▶ Given exercise
The entries need to be copied exactly.

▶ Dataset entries
"""

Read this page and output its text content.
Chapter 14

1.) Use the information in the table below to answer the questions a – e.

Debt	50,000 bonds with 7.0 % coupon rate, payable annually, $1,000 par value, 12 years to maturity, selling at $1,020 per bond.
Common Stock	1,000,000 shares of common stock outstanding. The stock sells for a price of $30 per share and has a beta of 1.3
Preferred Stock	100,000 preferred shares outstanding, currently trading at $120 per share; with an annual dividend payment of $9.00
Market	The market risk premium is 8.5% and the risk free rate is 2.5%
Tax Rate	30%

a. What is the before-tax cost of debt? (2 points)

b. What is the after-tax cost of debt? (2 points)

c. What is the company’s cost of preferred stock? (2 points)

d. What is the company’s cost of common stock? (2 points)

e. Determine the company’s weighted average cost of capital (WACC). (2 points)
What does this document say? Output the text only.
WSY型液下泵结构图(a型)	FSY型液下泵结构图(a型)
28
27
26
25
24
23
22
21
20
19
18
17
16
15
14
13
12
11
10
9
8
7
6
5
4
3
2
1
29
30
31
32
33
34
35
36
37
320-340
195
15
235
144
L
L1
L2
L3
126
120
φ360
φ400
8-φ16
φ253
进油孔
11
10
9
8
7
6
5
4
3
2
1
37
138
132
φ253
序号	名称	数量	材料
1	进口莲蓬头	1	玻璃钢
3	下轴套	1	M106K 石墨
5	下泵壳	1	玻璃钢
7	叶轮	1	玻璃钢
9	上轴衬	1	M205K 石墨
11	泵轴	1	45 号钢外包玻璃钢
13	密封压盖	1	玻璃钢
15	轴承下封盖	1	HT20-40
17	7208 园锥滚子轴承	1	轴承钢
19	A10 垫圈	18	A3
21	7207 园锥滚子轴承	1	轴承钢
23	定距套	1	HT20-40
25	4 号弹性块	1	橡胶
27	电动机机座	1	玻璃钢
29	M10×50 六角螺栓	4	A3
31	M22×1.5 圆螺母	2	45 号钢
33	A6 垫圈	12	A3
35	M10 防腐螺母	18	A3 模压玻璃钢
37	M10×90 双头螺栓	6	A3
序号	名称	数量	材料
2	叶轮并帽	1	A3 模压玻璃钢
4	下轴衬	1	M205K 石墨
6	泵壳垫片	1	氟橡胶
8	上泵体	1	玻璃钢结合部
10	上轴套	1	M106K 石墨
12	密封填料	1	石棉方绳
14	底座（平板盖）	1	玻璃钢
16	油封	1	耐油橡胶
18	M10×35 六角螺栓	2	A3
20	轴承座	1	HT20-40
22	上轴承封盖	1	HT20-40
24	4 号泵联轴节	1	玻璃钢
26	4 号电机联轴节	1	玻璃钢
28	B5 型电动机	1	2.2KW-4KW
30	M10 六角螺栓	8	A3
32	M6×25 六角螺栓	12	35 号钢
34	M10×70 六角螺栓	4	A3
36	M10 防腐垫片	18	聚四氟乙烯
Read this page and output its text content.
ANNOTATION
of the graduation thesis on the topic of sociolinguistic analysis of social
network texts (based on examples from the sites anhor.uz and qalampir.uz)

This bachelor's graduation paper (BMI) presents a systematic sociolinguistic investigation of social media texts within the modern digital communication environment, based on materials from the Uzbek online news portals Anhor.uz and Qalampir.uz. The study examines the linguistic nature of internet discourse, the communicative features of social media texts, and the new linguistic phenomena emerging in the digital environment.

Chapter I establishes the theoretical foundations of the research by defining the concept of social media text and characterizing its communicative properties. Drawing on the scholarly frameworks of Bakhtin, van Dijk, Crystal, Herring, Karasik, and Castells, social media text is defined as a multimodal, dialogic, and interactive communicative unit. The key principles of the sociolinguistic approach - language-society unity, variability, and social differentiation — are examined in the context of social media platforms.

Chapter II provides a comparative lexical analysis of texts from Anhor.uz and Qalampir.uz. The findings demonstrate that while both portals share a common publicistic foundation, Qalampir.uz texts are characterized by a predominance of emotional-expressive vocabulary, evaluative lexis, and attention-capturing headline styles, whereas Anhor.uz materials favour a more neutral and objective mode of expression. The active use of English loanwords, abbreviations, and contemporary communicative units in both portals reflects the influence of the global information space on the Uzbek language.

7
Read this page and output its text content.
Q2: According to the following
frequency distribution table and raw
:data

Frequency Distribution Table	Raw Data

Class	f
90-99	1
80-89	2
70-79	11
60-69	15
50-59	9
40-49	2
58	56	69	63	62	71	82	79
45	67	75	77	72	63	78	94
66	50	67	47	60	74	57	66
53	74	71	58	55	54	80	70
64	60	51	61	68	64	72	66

"""

▶ Problem solution
Read this page and output its text content.
Chapter 14

1.) Use the information in the table below to answer the questions a – e.

Debt	50,000 bonds with 7.0 % coupon rate, payable annually, $1,000 par value, 12 years to maturity, selling at $1,020 per bond.
Common Stock	1,000,000 shares of common stock outstanding. The stock sells for a price of $30 per share and has a beta of 1.3
Preferred Stock	100,000 preferred shares outstanding, currently trading at $120 per share; with an annual dividend payment of $9.00
Market	The market risk premium is 8.5% and the risk free rate is 2.5%
Tax Rate	30%

a. What is the before-tax cost of debt? (2 points)

b. What is the after-tax cost of debt? (2 points)

c. What is the company’s cost of preferred stock? (2 points)

d. What is the company’s cost of common stock? (2 points)

e. Determine the company’s weighted average cost of capital (WACC). (2 points)
What does this document say? Output the text only.
WSY型液下泵结构图(a型)	FSY型液下泵结构图(a型)
28
27
26
25
24
23
22
21
20
19
18
17
16
15
14
13
12
11
10
9
8
7
6
5
4
3
2
1
29
30
31
32
33
34
35
36
37
320-340
195
15
235
144
L
L1
L2
L3
126
120
φ360
φ400
8-φ16
φ253
进油孔
11
10
9
8
7
6
5
4
3
2
1
37
138
132
φ253
序号	名称	数量	材料
1	进口莲蓬头	1	玻璃钢
3	下轴套	1	M106K 石墨
5	下泵壳	1	玻璃钢
7	叶轮	1	玻璃钢
9	上轴衬	1	M205K 石墨
11	泵轴	1	45 号钢外包玻璃钢
13	密封压盖	1	玻璃钢
15	轴承下封盖	1	HT20-40
17	7208 园锥滚子轴承	1	轴承钢
19	A10 垫圈	18	A3
21	7207 园锥滚子轴承	1	轴承钢
23	定距套	1	HT20-40
25	4 号弹性块	1	橡胶
27	电动机机座	1	玻璃钢
29	M10×50 六角螺栓	4	A3
31	M22×1.5 圆螺母	2	45 号钢
33	A6 垫圈	12	A3
35	M10 防腐螺母	18	A3 模压玻璃钢
37	M10×90 双头螺栓	6	A3
序号	名称	数量	材料
2	叶轮并帽	1	A3 模压玻璃钢
4	下轴衬	1	M205K 石墨
6	泵壳垫片	1	氟橡胶
8	上泵体	1	玻璃钢结合部
10	上轴套	1	M106K 石墨
12	密封填料	1	石棉方绳
14	底座（平板盖）	1	玻璃钢
16	油封	1	耐油橡胶
18	M10×35 六角螺栓	2	A3
20	轴承座	1	HT20-40
22	上轴承封盖	1	HT20-40
24	4 号泵联轴节	1	玻璃钢
26	4 号电机联轴节	1	玻璃钢
28	B5 型电动机	1	2.2KW-4KW
30	M10 六角螺栓	8	A3
32	M6×25 六角螺栓	12	35 号钢
34	M10×70 六角螺栓	4	A3
36	M10 防腐垫片	18	聚四氟乙烯
Read this page and output its text content.
ANNOTATION
of the graduation thesis on the topic of sociolinguistic analysis of social
network texts (based on examples from the sites anhor.uz and qalampir.uz)

This bachelor's graduation paper (BMI) presents a systematic sociolinguistic investigation of social media texts within the modern digital communication environment, based on materials from the Uzbek online news portals Anhor.uz and Qalampir.uz. The study examines the linguistic nature of internet discourse, the communicative features of social media texts, and the new linguistic phenomena emerging in the digital environment.

Chapter I establishes the theoretical foundations of the research by defining the concept of social media text and characterizing its communicative properties. Drawing on the scholarly frameworks of Bakhtin, van Dijk, Crystal, Herring, Karasik, and Castells, social media text is defined as a multimodal, dialogic, and interactive communicative unit. The key principles of the sociolinguistic approach - language-society unity, variability, and social differentiation — are examined in the context of social media platforms.

Chapter II provides a comparative lexical analysis of texts from Anhor.uz and Qalampir.uz. The findings demonstrate that while both portals share a common publicistic foundation, Qalampir.uz texts are characterized by a predominance of emotional-expressive vocabulary, evaluative lexis, and attention-capturing headline styles, whereas Anhor.uz materials favour a more neutral and objective mode of expression. The active use of English loanwords, abbreviations, and contemporary communicative units in both portals reflects the influence of the global information space on the Uzbek language.

7
Read this page and output its text content.
Q2: According to the following
frequency distribution table and raw
:data

Frequency Distribution Table	Raw Data

Class	f
90-99	1
80-89	2
70-79	11
60-69	15
50-59	9
40-49	2
58	56	69	63	62	71	82	79
45	67	75	77	72	63	78	94
66	50	67	47	60	74	57	66
53	74	71	58	55	54	80	70
64	60	51	61	68	64	72	66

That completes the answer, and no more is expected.